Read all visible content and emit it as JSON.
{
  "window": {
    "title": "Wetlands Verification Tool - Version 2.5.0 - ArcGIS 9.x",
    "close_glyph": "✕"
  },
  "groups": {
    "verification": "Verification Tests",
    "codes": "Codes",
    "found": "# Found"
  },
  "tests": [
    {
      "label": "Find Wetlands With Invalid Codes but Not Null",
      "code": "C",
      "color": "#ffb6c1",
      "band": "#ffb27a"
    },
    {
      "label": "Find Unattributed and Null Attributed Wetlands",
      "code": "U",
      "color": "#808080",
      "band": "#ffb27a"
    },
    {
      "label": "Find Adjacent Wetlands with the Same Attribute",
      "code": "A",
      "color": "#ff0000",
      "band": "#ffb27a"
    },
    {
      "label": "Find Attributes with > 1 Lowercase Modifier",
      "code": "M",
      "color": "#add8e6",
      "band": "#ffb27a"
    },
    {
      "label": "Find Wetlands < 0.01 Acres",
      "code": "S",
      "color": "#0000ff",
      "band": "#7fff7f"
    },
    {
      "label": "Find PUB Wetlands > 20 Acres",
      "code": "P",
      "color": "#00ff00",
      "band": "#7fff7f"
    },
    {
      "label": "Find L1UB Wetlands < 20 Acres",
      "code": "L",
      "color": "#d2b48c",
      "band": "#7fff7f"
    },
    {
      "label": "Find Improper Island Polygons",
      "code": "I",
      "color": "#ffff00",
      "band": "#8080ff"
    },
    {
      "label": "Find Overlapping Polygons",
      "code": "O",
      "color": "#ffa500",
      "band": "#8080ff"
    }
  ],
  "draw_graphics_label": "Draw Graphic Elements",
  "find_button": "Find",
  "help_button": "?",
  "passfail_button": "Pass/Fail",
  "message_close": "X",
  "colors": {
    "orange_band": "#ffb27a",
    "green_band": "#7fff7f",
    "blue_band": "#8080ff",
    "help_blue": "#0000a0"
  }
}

> Short problem
Find every line in the records above that contains the word "Wetlands", and copy each one.

> Result for this exercise
    "title": "Wetlands Verification Tool - Version 2.5.0 - ArcGIS 9.x",
      "label": "Find Wetlands With Invalid Codes but Not Null",
      "label": "Find Unattributed and Null Attributed Wetlands",
      "label": "Find Adjacent Wetlands with the Same Attribute",
      "label": "Find Wetlands < 0.01 Acres",
      "label": "Find PUB Wetlands > 20 Acres",
      "label": "Find L1UB Wetlands < 20 Acres",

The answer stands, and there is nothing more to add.